Given entries:

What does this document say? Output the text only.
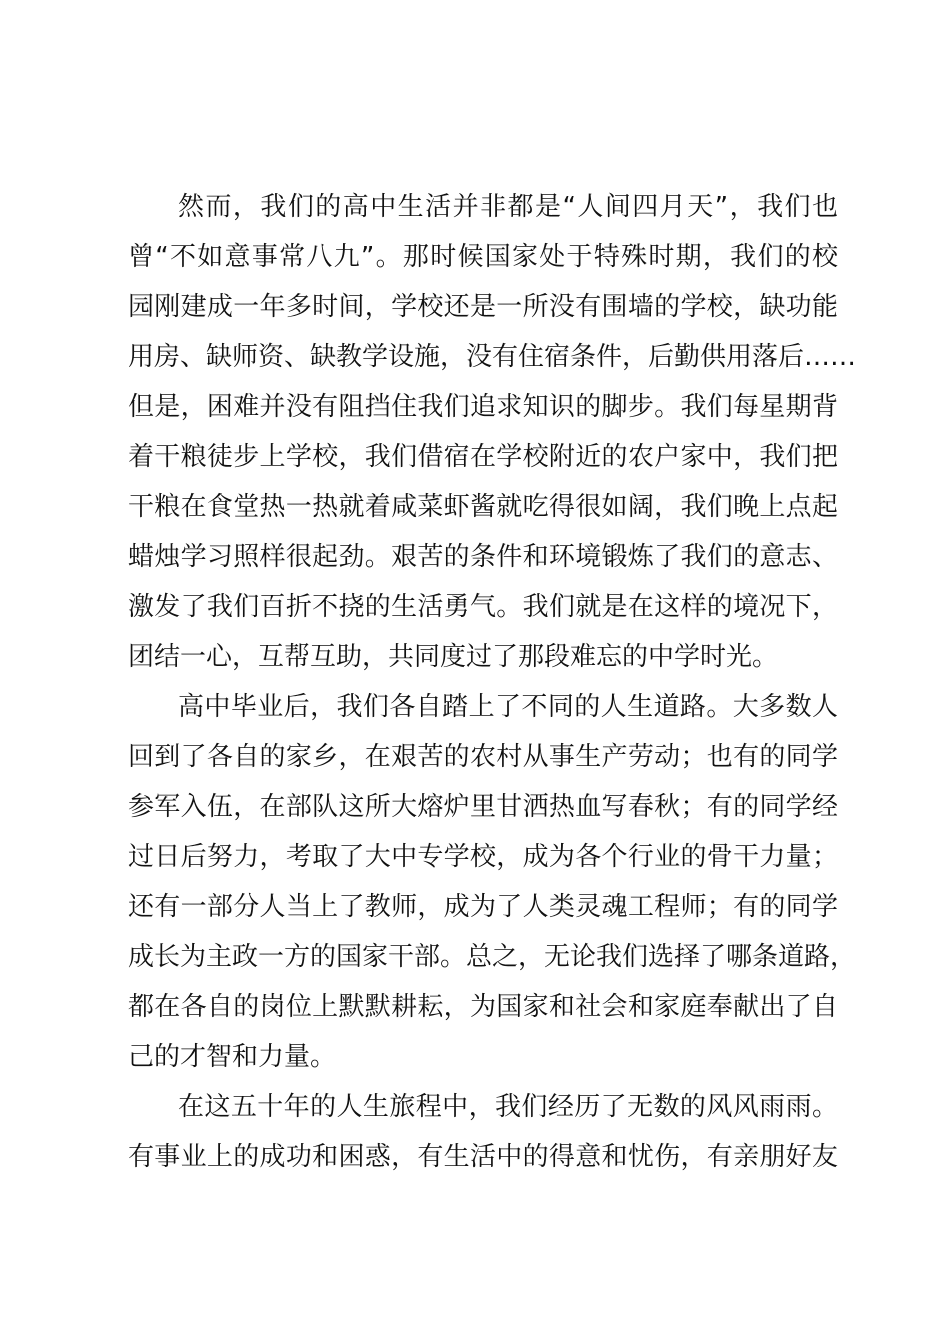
然而，我们的高中生活并非都是“人间四月天”，我们也
曾“不如意事常八九”。那时候国家处于特殊时期，我们的校
园刚建成一年多时间，学校还是一所没有围墙的学校，缺功能
用房、缺师资、缺教学设施，没有住宿条件，后勤供用落后……
但是，困难并没有阻挡住我们追求知识的脚步。我们每星期背
着干粮徒步上学校，我们借宿在学校附近的农户家中，我们把
干粮在食堂热一热就着咸菜虾酱就吃得很如阔，我们晚上点起
蜡烛学习照样很起劲。艰苦的条件和环境锻炼了我们的意志、
激发了我们百折不挠的生活勇气。我们就是在这样的境况下，
团结一心，互帮互助，共同度过了那段难忘的中学时光。
高中毕业后，我们各自踏上了不同的人生道路。大多数人
回到了各自的家乡，在艰苦的农村从事生产劳动；也有的同学
参军入伍，在部队这所大熔炉里甘洒热血写春秋；有的同学经
过日后努力，考取了大中专学校，成为各个行业的骨干力量；
还有一部分人当上了教师，成为了人类灵魂工程师；有的同学
成长为主政一方的国家干部。总之，无论我们选择了哪条道路，
都在各自的岗位上默默耕耘，为国家和社会和家庭奉献出了自
己的才智和力量。
在这五十年的人生旅程中，我们经历了无数的风风雨雨。
有事业上的成功和困惑，有生活中的得意和忧伤，有亲朋好友
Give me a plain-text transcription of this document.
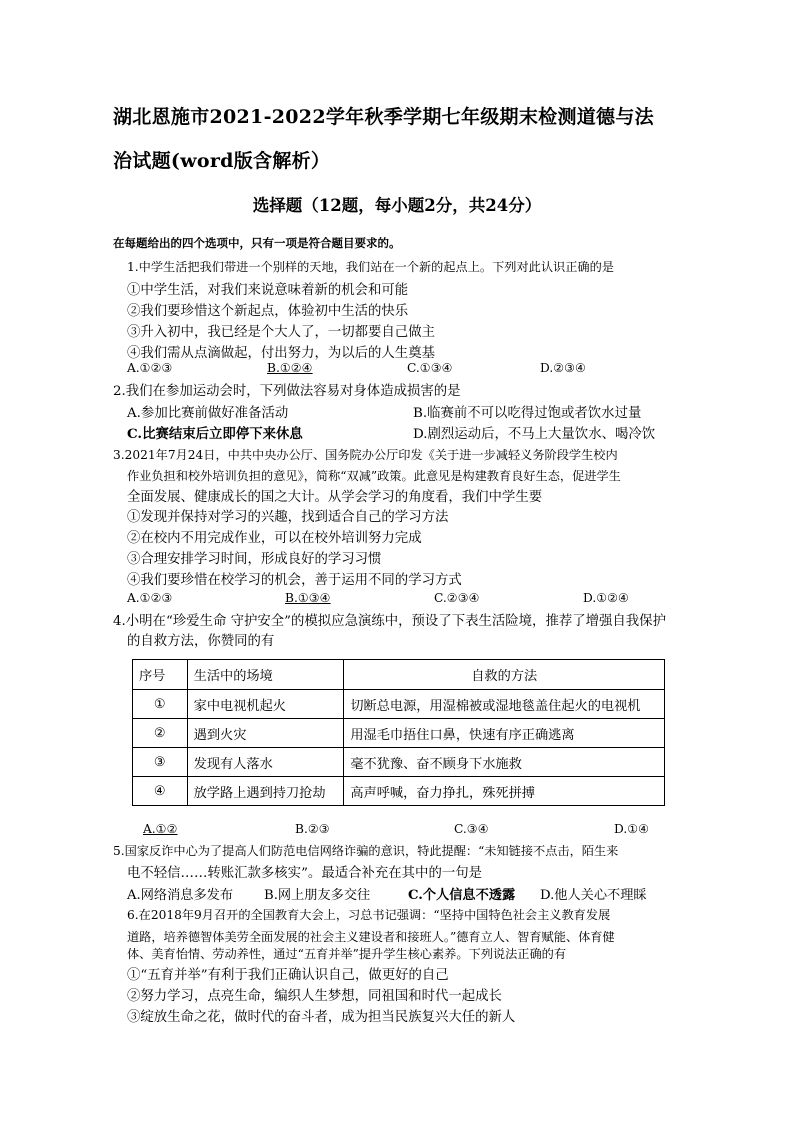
湖北恩施市2021-2022学年秋季学期七年级期末检测道德与法

治试题(word版含解析）

选择题（12题，每小题2分，共24分）

在每题给出的四个选项中，只有一项是符合题目要求的。

1.中学生活把我们带进一个别样的天地，我们站在一个新的起点上。下列对此认识正确的是

①中学生活，对我们来说意味着新的机会和可能

②我们要珍惜这个新起点，体验初中生活的快乐

③升入初中，我已经是个大人了，一切都要自己做主

④我们需从点滴做起，付出努力，为以后的人生奠基

A.①②③	B.①②④	C.①③④	D.②③④

2.我们在参加运动会时，下列做法容易对身体造成损害的是

A.参加比赛前做好准备活动	B.临赛前不可以吃得过饱或者饮水过量
C.比赛结束后立即停下来休息	D.剧烈运动后，不马上大量饮水、喝冷饮

3.2021年7月24日，中共中央办公厅、国务院办公厅印发《关于进一步减轻义务阶段学生校内

作业负担和校外培训负担的意见》，简称“双减”政策。此意见是构建教育良好生态，促进学生

全面发展、健康成长的国之大计。从学会学习的角度看，我们中学生要

①发现并保持对学习的兴趣，找到适合自己的学习方法

②在校内不用完成作业，可以在校外培训努力完成

③合理安排学习时间，形成良好的学习习惯

④我们要珍惜在校学习的机会，善于运用不同的学习方式

A.①②③	B.①③④	C.②③④	D.①②④

4.小明在“珍爱生命 守护安全”的模拟应急演练中，预设了下表生活险境，推荐了增强自我保护

的自救方法，你赞同的有

序号	生活中的场境	自救的方法
①	家中电视机起火	切断总电源，用湿棉被或湿地毯盖住起火的电视机
②	遇到火灾	用湿毛巾捂住口鼻，快速有序正确逃离
③	发现有人落水	毫不犹豫、奋不顾身下水施救
④	放学路上遇到持刀抢劫	高声呼喊，奋力挣扎，殊死拼搏
A.①②	B.②③	C.③④	D.①④

5.国家反诈中心为了提高人们防范电信网络诈骗的意识，特此提醒：“未知链接不点击，陌生来

电不轻信……转账汇款多核实”。最适合补充在其中的一句是

A.网络消息多发布 B.网上朋友多交往	C.个人信息不透露 D.他人关心不理睬

6.在2018年9月召开的全国教育大会上，习总书记强调：“坚持中国特色社会主义教育发展

道路，培养德智体美劳全面发展的社会主义建设者和接班人。”德育立人、智育赋能、体育健

体、美育怡情、劳动养性，通过“五育并举”提升学生核心素养。下列说法正确的有

①“五育并举”有利于我们正确认识自己，做更好的自己

②努力学习，点亮生命，编织人生梦想，同祖国和时代一起成长

③绽放生命之花，做时代的奋斗者，成为担当民族复兴大任的新人
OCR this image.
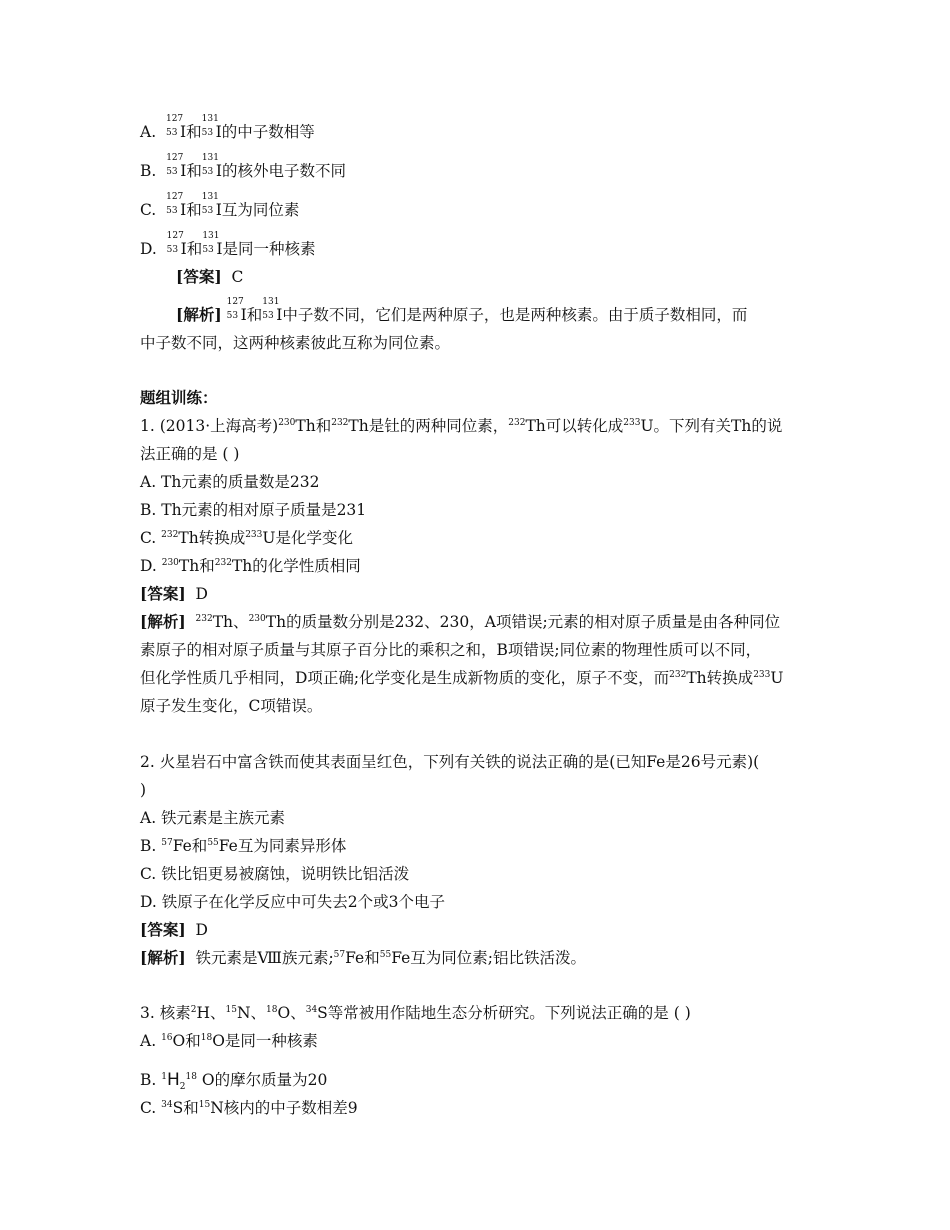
A.
127
53 I和
131
53 I的中子数相等
B.
127
53 I和
131
53 I的核外电子数不同
C.
127
53 I和
131
53 I互为同位素
D.
127
53 I和
131
53 I是同一种核素
[答案] C
[解析]
127
53 I和
131
53 I中子数不同，它们是两种原子，也是两种核素。由于质子数相同，而
中子数不同，这两种核素彼此互称为同位素。
题组训练：
1. (2013·上海高考)$^{230}$Th和$^{232}$Th是钍的两种同位素，$^{232}$Th可以转化成$^{233}$U。下列有关Th的说
法正确的是 ( )
A. Th元素的质量数是232
B. Th元素的相对原子质量是231
C. $^{232}$Th转换成$^{233}$U是化学变化
D. $^{230}$Th和$^{232}$Th的化学性质相同
[答案] D
[解析] $^{232}$Th、$^{230}$Th的质量数分别是232、230，A项错误;元素的相对原子质量是由各种同位
素原子的相对原子质量与其原子百分比的乘积之和，B项错误;同位素的物理性质可以不同，
但化学性质几乎相同，D项正确;化学变化是生成新物质的变化，原子不变，而$^{232}$Th转换成$^{233}$U
原子发生变化，C项错误。
2. 火星岩石中富含铁而使其表面呈红色，下列有关铁的说法正确的是(已知Fe是26号元素)(
)
A. 铁元素是主族元素
B. $^{57}$Fe和$^{55}$Fe互为同素异形体
C. 铁比铝更易被腐蚀，说明铁比铝活泼
D. 铁原子在化学反应中可失去2个或3个电子
[答案] D
[解析] 铁元素是Ⅷ族元素;$^{57}$Fe和$^{55}$Fe互为同位素;铝比铁活泼。
3. 核素$^2$H、$^{15}$N、$^{18}$O、$^{34}$S等常被用作陆地生态分析研究。下列说法正确的是 ( )
A. $^{16}$O和$^{18}$O是同一种核素
B. $^1H_2^{18}$ O的摩尔质量为20
C. $^{34}$S和$^{15}$N核内的中子数相差9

What you are asked to do:
Give the data above again in full and unchanged, skipping the pictures.

Response:
What does this document say? Output the text only.
然而，我们的高中生活并非都是“人间四月天”，我们也
曾“不如意事常八九”。那时候国家处于特殊时期，我们的校
园刚建成一年多时间，学校还是一所没有围墙的学校，缺功能
用房、缺师资、缺教学设施，没有住宿条件，后勤供用落后……
但是，困难并没有阻挡住我们追求知识的脚步。我们每星期背
着干粮徒步上学校，我们借宿在学校附近的农户家中，我们把
干粮在食堂热一热就着咸菜虾酱就吃得很如阔，我们晚上点起
蜡烛学习照样很起劲。艰苦的条件和环境锻炼了我们的意志、
激发了我们百折不挠的生活勇气。我们就是在这样的境况下，
团结一心，互帮互助，共同度过了那段难忘的中学时光。
高中毕业后，我们各自踏上了不同的人生道路。大多数人
回到了各自的家乡，在艰苦的农村从事生产劳动；也有的同学
参军入伍，在部队这所大熔炉里甘洒热血写春秋；有的同学经
过日后努力，考取了大中专学校，成为各个行业的骨干力量；
还有一部分人当上了教师，成为了人类灵魂工程师；有的同学
成长为主政一方的国家干部。总之，无论我们选择了哪条道路，
都在各自的岗位上默默耕耘，为国家和社会和家庭奉献出了自
己的才智和力量。
在这五十年的人生旅程中，我们经历了无数的风风雨雨。
有事业上的成功和困惑，有生活中的得意和忧伤，有亲朋好友
Give me a plain-text transcription of this document.
湖北恩施市2021-2022学年秋季学期七年级期末检测道德与法

治试题(word版含解析）

选择题（12题，每小题2分，共24分）

在每题给出的四个选项中，只有一项是符合题目要求的。

1.中学生活把我们带进一个别样的天地，我们站在一个新的起点上。下列对此认识正确的是

①中学生活，对我们来说意味着新的机会和可能

②我们要珍惜这个新起点，体验初中生活的快乐

③升入初中，我已经是个大人了，一切都要自己做主

④我们需从点滴做起，付出努力，为以后的人生奠基

A.①②③	B.①②④	C.①③④	D.②③④

2.我们在参加运动会时，下列做法容易对身体造成损害的是

A.参加比赛前做好准备活动	B.临赛前不可以吃得过饱或者饮水过量
C.比赛结束后立即停下来休息	D.剧烈运动后，不马上大量饮水、喝冷饮

3.2021年7月24日，中共中央办公厅、国务院办公厅印发《关于进一步减轻义务阶段学生校内

作业负担和校外培训负担的意见》，简称“双减”政策。此意见是构建教育良好生态，促进学生

全面发展、健康成长的国之大计。从学会学习的角度看，我们中学生要

①发现并保持对学习的兴趣，找到适合自己的学习方法

②在校内不用完成作业，可以在校外培训努力完成

③合理安排学习时间，形成良好的学习习惯

④我们要珍惜在校学习的机会，善于运用不同的学习方式

A.①②③	B.①③④	C.②③④	D.①②④

4.小明在“珍爱生命 守护安全”的模拟应急演练中，预设了下表生活险境，推荐了增强自我保护

的自救方法，你赞同的有

序号	生活中的场境	自救的方法
①	家中电视机起火	切断总电源，用湿棉被或湿地毯盖住起火的电视机
②	遇到火灾	用湿毛巾捂住口鼻，快速有序正确逃离
③	发现有人落水	毫不犹豫、奋不顾身下水施救
④	放学路上遇到持刀抢劫	高声呼喊，奋力挣扎，殊死拼搏
A.①②	B.②③	C.③④	D.①④

5.国家反诈中心为了提高人们防范电信网络诈骗的意识，特此提醒：“未知链接不点击，陌生来

电不轻信……转账汇款多核实”。最适合补充在其中的一句是

A.网络消息多发布 B.网上朋友多交往	C.个人信息不透露 D.他人关心不理睬

6.在2018年9月召开的全国教育大会上，习总书记强调：“坚持中国特色社会主义教育发展

道路，培养德智体美劳全面发展的社会主义建设者和接班人。”德育立人、智育赋能、体育健

体、美育怡情、劳动养性，通过“五育并举”提升学生核心素养。下列说法正确的有

①“五育并举”有利于我们正确认识自己，做更好的自己

②努力学习，点亮生命，编织人生梦想，同祖国和时代一起成长

③绽放生命之花，做时代的奋斗者，成为担当民族复兴大任的新人
OCR this image.
A.
127
53 I和
131
53 I的中子数相等
B.
127
53 I和
131
53 I的核外电子数不同
C.
127
53 I和
131
53 I互为同位素
D.
127
53 I和
131
53 I是同一种核素
[答案] C
[解析]
127
53 I和
131
53 I中子数不同，它们是两种原子，也是两种核素。由于质子数相同，而
中子数不同，这两种核素彼此互称为同位素。
题组训练：
1. (2013·上海高考)$^{230}$Th和$^{232}$Th是钍的两种同位素，$^{232}$Th可以转化成$^{233}$U。下列有关Th的说
法正确的是 ( )
A. Th元素的质量数是232
B. Th元素的相对原子质量是231
C. $^{232}$Th转换成$^{233}$U是化学变化
D. $^{230}$Th和$^{232}$Th的化学性质相同
[答案] D
[解析] $^{232}$Th、$^{230}$Th的质量数分别是232、230，A项错误;元素的相对原子质量是由各种同位
素原子的相对原子质量与其原子百分比的乘积之和，B项错误;同位素的物理性质可以不同，
但化学性质几乎相同，D项正确;化学变化是生成新物质的变化，原子不变，而$^{232}$Th转换成$^{233}$U
原子发生变化，C项错误。
2. 火星岩石中富含铁而使其表面呈红色，下列有关铁的说法正确的是(已知Fe是26号元素)(
)
A. 铁元素是主族元素
B. $^{57}$Fe和$^{55}$Fe互为同素异形体
C. 铁比铝更易被腐蚀，说明铁比铝活泼
D. 铁原子在化学反应中可失去2个或3个电子
[答案] D
[解析] 铁元素是Ⅷ族元素;$^{57}$Fe和$^{55}$Fe互为同位素;铝比铁活泼。
3. 核素$^2$H、$^{15}$N、$^{18}$O、$^{34}$S等常被用作陆地生态分析研究。下列说法正确的是 ( )
A. $^{16}$O和$^{18}$O是同一种核素
B. $^1H_2^{18}$ O的摩尔质量为20
C. $^{34}$S和$^{15}$N核内的中子数相差9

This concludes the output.